▶ [TASK DIRECTIONS]
Gather all lines from the material that contain "Temperature".

[Stored data entries]
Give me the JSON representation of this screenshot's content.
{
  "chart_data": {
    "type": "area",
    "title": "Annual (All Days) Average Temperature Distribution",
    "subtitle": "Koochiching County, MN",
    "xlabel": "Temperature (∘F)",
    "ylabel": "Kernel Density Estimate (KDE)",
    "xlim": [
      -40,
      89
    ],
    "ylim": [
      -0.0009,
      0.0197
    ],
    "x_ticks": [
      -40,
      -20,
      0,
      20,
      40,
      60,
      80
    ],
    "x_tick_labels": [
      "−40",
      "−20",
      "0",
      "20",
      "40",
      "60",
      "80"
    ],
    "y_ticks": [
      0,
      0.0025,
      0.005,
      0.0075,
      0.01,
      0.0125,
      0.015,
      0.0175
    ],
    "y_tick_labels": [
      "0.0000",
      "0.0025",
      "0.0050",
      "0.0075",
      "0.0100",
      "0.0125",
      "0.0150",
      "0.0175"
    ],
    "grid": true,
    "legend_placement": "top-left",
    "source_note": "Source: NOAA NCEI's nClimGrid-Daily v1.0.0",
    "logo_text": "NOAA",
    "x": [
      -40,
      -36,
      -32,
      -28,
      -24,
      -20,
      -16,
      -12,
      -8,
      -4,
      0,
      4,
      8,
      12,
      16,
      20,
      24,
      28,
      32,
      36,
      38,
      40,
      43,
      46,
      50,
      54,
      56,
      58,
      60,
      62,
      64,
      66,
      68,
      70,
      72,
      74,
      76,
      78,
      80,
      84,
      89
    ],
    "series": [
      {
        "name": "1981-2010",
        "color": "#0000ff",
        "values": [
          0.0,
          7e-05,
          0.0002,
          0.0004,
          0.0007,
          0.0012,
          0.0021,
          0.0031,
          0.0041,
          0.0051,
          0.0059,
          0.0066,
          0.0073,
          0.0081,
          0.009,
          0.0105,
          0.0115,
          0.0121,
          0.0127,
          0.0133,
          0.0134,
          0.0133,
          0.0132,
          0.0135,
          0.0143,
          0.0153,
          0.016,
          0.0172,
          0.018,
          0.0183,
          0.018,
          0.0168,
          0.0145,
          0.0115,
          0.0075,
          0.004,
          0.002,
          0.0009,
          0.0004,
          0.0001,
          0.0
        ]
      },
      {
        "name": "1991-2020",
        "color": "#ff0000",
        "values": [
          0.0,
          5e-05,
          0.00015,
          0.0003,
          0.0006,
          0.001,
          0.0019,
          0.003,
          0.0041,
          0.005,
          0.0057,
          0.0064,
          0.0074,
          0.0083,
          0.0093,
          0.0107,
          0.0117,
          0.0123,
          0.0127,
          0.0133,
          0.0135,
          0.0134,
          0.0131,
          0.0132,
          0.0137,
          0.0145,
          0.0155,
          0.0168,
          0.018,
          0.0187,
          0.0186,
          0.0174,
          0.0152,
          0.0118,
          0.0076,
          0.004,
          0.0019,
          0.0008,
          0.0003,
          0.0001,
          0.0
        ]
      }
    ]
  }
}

▶ [OUTPUT OF THE TASK]
    "title": "Annual (All Days) Average Temperature Distribution",
    "xlabel": "Temperature (∘F)",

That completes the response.